Document segment –
------------------------------------

“And the day came when the risk to remain tight in a bud was more painful than the risk it took to blossom.”~Anais Nin
And then the day came where the pain of staying the same was greater than the pain it would take to open. February-long winter contraction of white walls and city apartment silence making it impossible for my lungs to fully expand. Seeking to break the spell, venturing out into a sleepy urban neighborhood along a sidewalk of tired red bricks still holding spots of frozen ice. Back inside to what felt less like the confines of culture, grateful for having somewhere to go.
And as I knelt on the mat in the semi-tamed woods of a group of penitent women, after strengthening biceps and drawing in on obliques, stretching out the contraction of my hamstrings, and re-lengthening the contour of my hip line, my eyes traveled up and caught sight of my reflection, noticed I was a brunette wearing a bandana in a sea of blondes, a ladybird in a flock of geese that seemed to fly together, a white birch in a forest of cypress and elm.

------------------------------------

Dataset content –

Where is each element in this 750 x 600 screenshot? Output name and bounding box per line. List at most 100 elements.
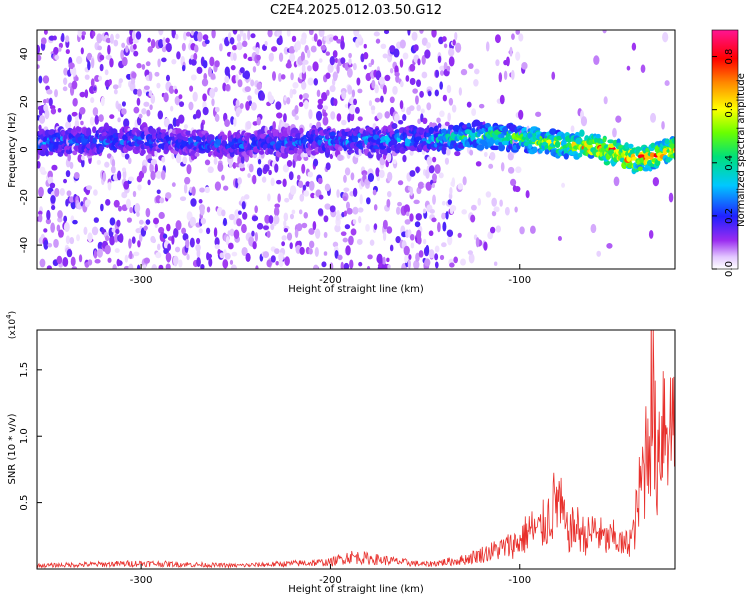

------------------------------------

Your task – Please write out the passage about opening after winter word for word, starting at "And as I knelt" and ending at "cypress and elm.". Use only the passage about opening after winter, and ignore the lines.

Exercise result –
And as I knelt on the mat in the semi-tamed woods of a group of penitent women, after strengthening biceps and drawing in on obliques, stretching out the contraction of my hamstrings, and re-lengthening the contour of my hip line, my eyes traveled up and caught sight of my reflection, noticed I was a brunette wearing a bandana in a sea of blondes, a ladybird in a flock of geese that seemed to fly together, a white birch in a forest of cypress and elm.